## TASK GOAL
Only a number is required: the count of lines in the material below that contain "VEGFTKRI".

## AVAILABLE DATA
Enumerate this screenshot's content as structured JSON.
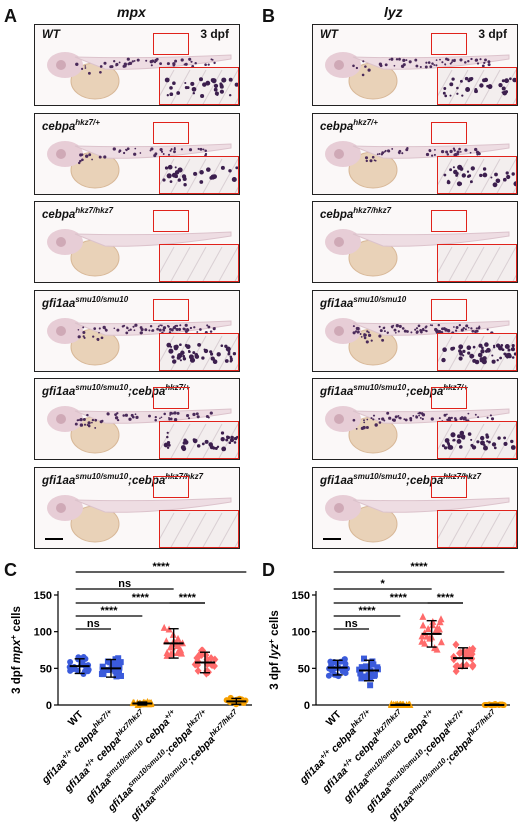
{
  "panels": {
    "A": "A",
    "B": "B",
    "C": "C",
    "D": "D"
  },
  "col_titles": {
    "left": "mpx",
    "right": "lyz"
  },
  "dpf_label": "3 dpf",
  "genotypes": [
    {
      "base": "WT",
      "sup": ""
    },
    {
      "base": "cebpa",
      "sup": "hkz7/+"
    },
    {
      "base": "cebpa",
      "sup": "hkz7/hkz7"
    },
    {
      "base": "gfi1aa",
      "sup": "smu10/smu10"
    },
    {
      "base": "gfi1aa",
      "sup": "smu10/smu10",
      "base2": ";cebpa",
      "sup2": "hkz7/+"
    },
    {
      "base": "gfi1aa",
      "sup": "smu10/smu10",
      "base2": ";cebpa",
      "sup2": "hkz7/hkz7"
    }
  ],
  "staining": {
    "mpx": [
      0.55,
      0.45,
      0.0,
      0.85,
      0.6,
      0.0
    ],
    "lyz": [
      0.6,
      0.55,
      0.0,
      1.0,
      0.7,
      0.0
    ]
  },
  "chart_data": [
    {
      "type": "scatter",
      "panel": "C",
      "ylabel_prefix": "3 dpf ",
      "ylabel_gene": "mpx",
      "ylabel_suffix": "+ cells",
      "ylim": [
        0,
        150
      ],
      "yticks": [
        0,
        50,
        100,
        150
      ],
      "categories": [
        "WT",
        "gfi1aa+/+ cebpahkz7/+",
        "gfi1aa+/+ cebpahkz7/hkz7",
        "gfi1aasmu10/smu10 cebpa+/+",
        "gfi1aasmu10/smu10;cebpahkz7/+",
        "gfi1aasmu10/smu10;cebpahkz7/hkz7"
      ],
      "mean": [
        53,
        50,
        2,
        84,
        58,
        5
      ],
      "sd": [
        10,
        12,
        2,
        20,
        14,
        4
      ],
      "colors": [
        "#3b5bdb",
        "#3b5bdb",
        "#f59f00",
        "#ff6b6b",
        "#ff6b6b",
        "#f59f00"
      ],
      "markers": [
        "circle",
        "square",
        "triangle",
        "triangle",
        "diamond",
        "circle"
      ],
      "brackets": [
        {
          "from": 0,
          "to": 5,
          "label": "****"
        },
        {
          "from": 0,
          "to": 3,
          "label": "ns"
        },
        {
          "from": 0,
          "to": 4,
          "label": "****"
        },
        {
          "from": 0,
          "to": 2,
          "label": "****"
        },
        {
          "from": 0,
          "to": 1,
          "label": "ns"
        },
        {
          "from": 3,
          "to": 4,
          "label": "****"
        }
      ]
    },
    {
      "type": "scatter",
      "panel": "D",
      "ylabel_prefix": "3 dpf ",
      "ylabel_gene": "lyz",
      "ylabel_suffix": "+ cells",
      "ylim": [
        0,
        150
      ],
      "yticks": [
        0,
        50,
        100,
        150
      ],
      "categories": [
        "WT",
        "gfi1aa+/+ cebpahkz7/+",
        "gfi1aa+/+ cebpahkz7/hkz7",
        "gfi1aasmu10/smu10 cebpa+/+",
        "gfi1aasmu10/smu10;cebpahkz7/+",
        "gfi1aasmu10/smu10;cebpahkz7/hkz7"
      ],
      "mean": [
        51,
        47,
        0,
        97,
        64,
        0
      ],
      "sd": [
        10,
        14,
        1,
        18,
        14,
        1
      ],
      "colors": [
        "#3b5bdb",
        "#3b5bdb",
        "#f59f00",
        "#ff6b6b",
        "#ff6b6b",
        "#f59f00"
      ],
      "markers": [
        "circle",
        "square",
        "triangle",
        "triangle",
        "diamond",
        "circle"
      ],
      "brackets": [
        {
          "from": 0,
          "to": 5,
          "label": "****"
        },
        {
          "from": 0,
          "to": 3,
          "label": "*"
        },
        {
          "from": 0,
          "to": 4,
          "label": "****"
        },
        {
          "from": 0,
          "to": 2,
          "label": "****"
        },
        {
          "from": 0,
          "to": 1,
          "label": "ns"
        },
        {
          "from": 3,
          "to": 4,
          "label": "****"
        }
      ]
    }
  ],
  "xlabels": [
    {
      "base": "WT",
      "sup": "",
      "base2": "",
      "sup2": ""
    },
    {
      "base": "gfi1aa",
      "sup": "+/+",
      "base2": " cebpa",
      "sup2": "hkz7/+"
    },
    {
      "base": "gfi1aa",
      "sup": "+/+",
      "base2": " cebpa",
      "sup2": "hkz7/hkz7"
    },
    {
      "base": "gfi1aa",
      "sup": "smu10/smu10",
      "base2": " cebpa",
      "sup2": "+/+"
    },
    {
      "base": "gfi1aa",
      "sup": "smu10/smu10",
      "base2": ";cebpa",
      "sup2": "hkz7/+"
    },
    {
      "base": "gfi1aa",
      "sup": "smu10/smu10",
      "base2": ";cebpa",
      "sup2": "hkz7/hkz7"
    }
  ]
}
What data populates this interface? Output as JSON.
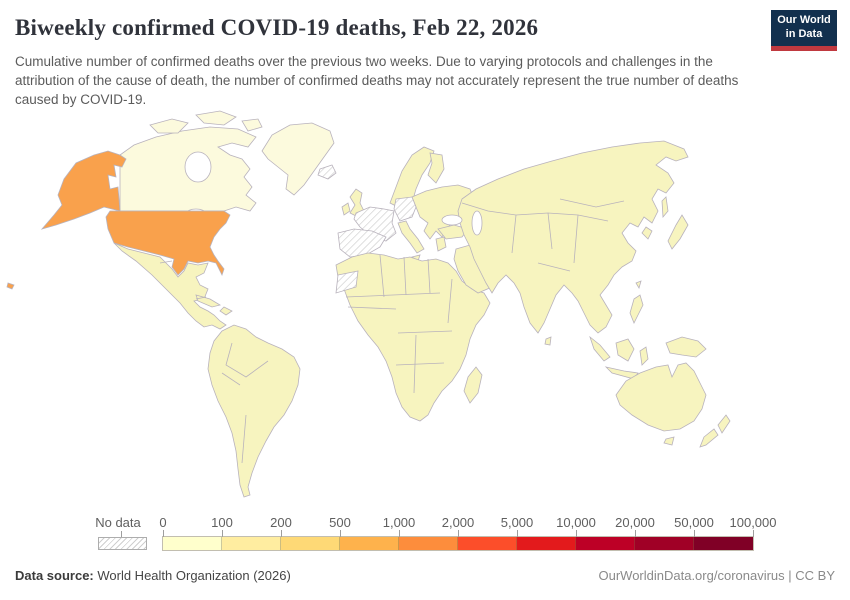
{
  "header": {
    "title": "Biweekly confirmed COVID-19 deaths, Feb 22, 2026",
    "logo": {
      "line1": "Our World",
      "line2": "in Data",
      "bg": "#12304e",
      "accent": "#c0393f"
    }
  },
  "subtitle": "Cumulative number of confirmed deaths over the previous two weeks. Due to varying protocols and challenges in the attribution of the cause of death, the number of confirmed deaths may not accurately represent the true number of deaths caused by COVID-19.",
  "map": {
    "colors": {
      "pale": "#f7f4bf",
      "pale_light": "#fcfadd",
      "usa_orange": "#f9a14c",
      "ocean": "#ffffff",
      "border": "#b8b2bc",
      "no_data_fill": "url(#hatchPattern)",
      "hatch_line": "#c9c9c9"
    }
  },
  "legend": {
    "no_data_label": "No data",
    "ticks": [
      "0",
      "100",
      "200",
      "500",
      "1,000",
      "2,000",
      "5,000",
      "10,000",
      "20,000",
      "50,000",
      "100,000"
    ],
    "colors": [
      "#ffffcc",
      "#ffeda0",
      "#fed976",
      "#feb24c",
      "#fd8d3c",
      "#fc4e2a",
      "#e31a1c",
      "#bd0026",
      "#a00026",
      "#800026"
    ]
  },
  "footer": {
    "source_label": "Data source:",
    "source_value": " World Health Organization (2026)",
    "credit": "OurWorldinData.org/coronavirus | CC BY"
  },
  "chart_data": {
    "type": "choropleth",
    "title": "Biweekly confirmed COVID-19 deaths, Feb 22, 2026",
    "date": "Feb 22, 2026",
    "metric": "Biweekly confirmed COVID-19 deaths",
    "bin_edges": [
      0,
      100,
      200,
      500,
      1000,
      2000,
      5000,
      10000,
      20000,
      50000,
      100000
    ],
    "bin_colors": [
      "#ffffcc",
      "#ffeda0",
      "#fed976",
      "#feb24c",
      "#fd8d3c",
      "#fc4e2a",
      "#e31a1c",
      "#bd0026",
      "#a00026",
      "#800026"
    ],
    "no_data_regions": [
      "France",
      "Germany",
      "Spain",
      "Iceland",
      "Western Sahara"
    ],
    "regions": [
      {
        "name": "United States",
        "approx_bin": "500–2,000",
        "color": "#f9a14c"
      },
      {
        "name": "Canada",
        "approx_bin": "0–100",
        "color": "#fcfadd"
      },
      {
        "name": "Greenland",
        "approx_bin": "0–100",
        "color": "#fcfadd"
      },
      {
        "name": "Most other countries",
        "approx_bin": "0–200",
        "color": "#f7f4bf"
      }
    ],
    "legend_position": "bottom",
    "source": "World Health Organization (2026)"
  }
}
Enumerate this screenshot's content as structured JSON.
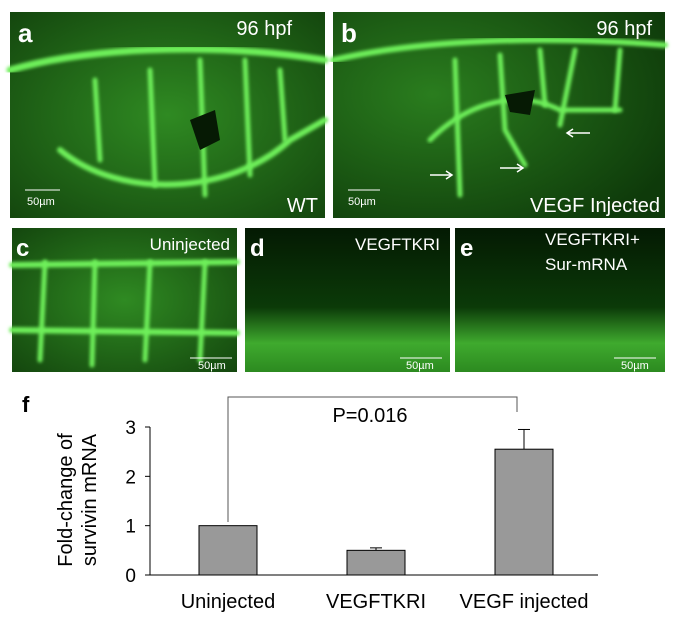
{
  "panels": [
    {
      "label": "a",
      "timepoint": "96 hpf",
      "condition": "WT",
      "scale": "50µm"
    },
    {
      "label": "b",
      "timepoint": "96 hpf",
      "condition": "VEGF Injected",
      "scale": "50µm"
    },
    {
      "label": "c",
      "condition": "Uninjected",
      "scale": "50µm"
    },
    {
      "label": "d",
      "condition": "VEGFTKRI",
      "scale": "50µm"
    },
    {
      "label": "e",
      "condition": [
        "VEGFTKRI+",
        "Sur-mRNA"
      ],
      "scale": "50µm"
    }
  ],
  "chart_data": {
    "type": "bar",
    "panel_label": "f",
    "y_label": [
      "Fold-change of",
      "survivin mRNA"
    ],
    "categories": [
      "Uninjected",
      "VEGFTKRI",
      "VEGF injected"
    ],
    "values": [
      1,
      0.5,
      2.55
    ],
    "errors": [
      null,
      0.05,
      0.4
    ],
    "color": "#999999",
    "ylim": [
      0,
      3
    ],
    "yticks": [
      0,
      1,
      2,
      3
    ],
    "annotation": "P=0.016"
  }
}
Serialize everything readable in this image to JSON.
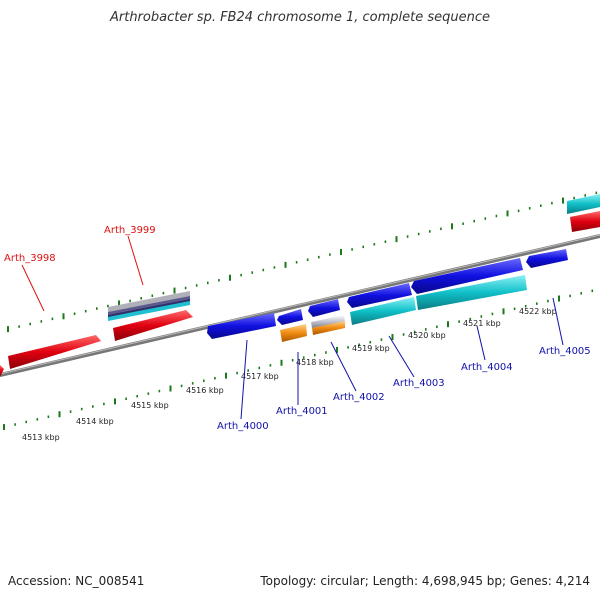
{
  "title": "Arthrobacter sp. FB24 chromosome 1, complete sequence",
  "footer": {
    "accession": "Accession: NC_008541",
    "stats": "Topology: circular; Length: 4,698,945 bp; Genes: 4,214"
  },
  "colors": {
    "forward_label": "#dd1111",
    "reverse_label": "#1111aa",
    "tick": "#1a7a1a",
    "backbone": "#888888",
    "gene_red": "#e00010",
    "gene_blue": "#1010e0",
    "gene_cyan": "#10c0c8",
    "gene_orange": "#f08a10",
    "gene_grey": "#b8b8c8"
  },
  "kbp_labels": [
    "4513 kbp",
    "4514 kbp",
    "4515 kbp",
    "4516 kbp",
    "4517 kbp",
    "4518 kbp",
    "4519 kbp",
    "4520 kbp",
    "4521 kbp",
    "4522 kbp"
  ],
  "gene_labels": [
    {
      "text": "Arth_3998",
      "strand": "forward"
    },
    {
      "text": "Arth_3999",
      "strand": "forward"
    },
    {
      "text": "Arth_4000",
      "strand": "reverse"
    },
    {
      "text": "Arth_4001",
      "strand": "reverse"
    },
    {
      "text": "Arth_4002",
      "strand": "reverse"
    },
    {
      "text": "Arth_4003",
      "strand": "reverse"
    },
    {
      "text": "Arth_4004",
      "strand": "reverse"
    },
    {
      "text": "Arth_4005",
      "strand": "reverse"
    }
  ]
}
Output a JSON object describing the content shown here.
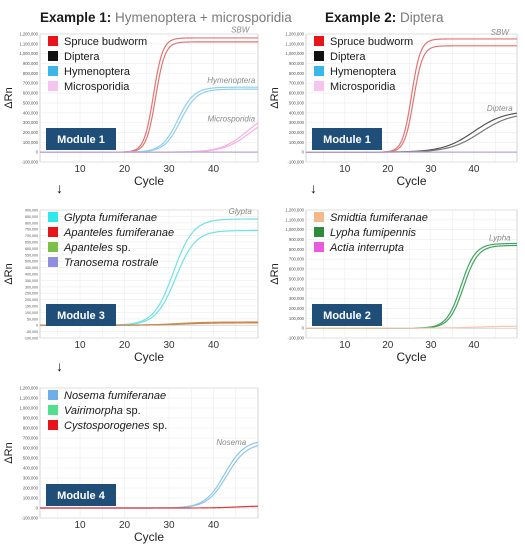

## SOLUTION FOR THIS TASK
3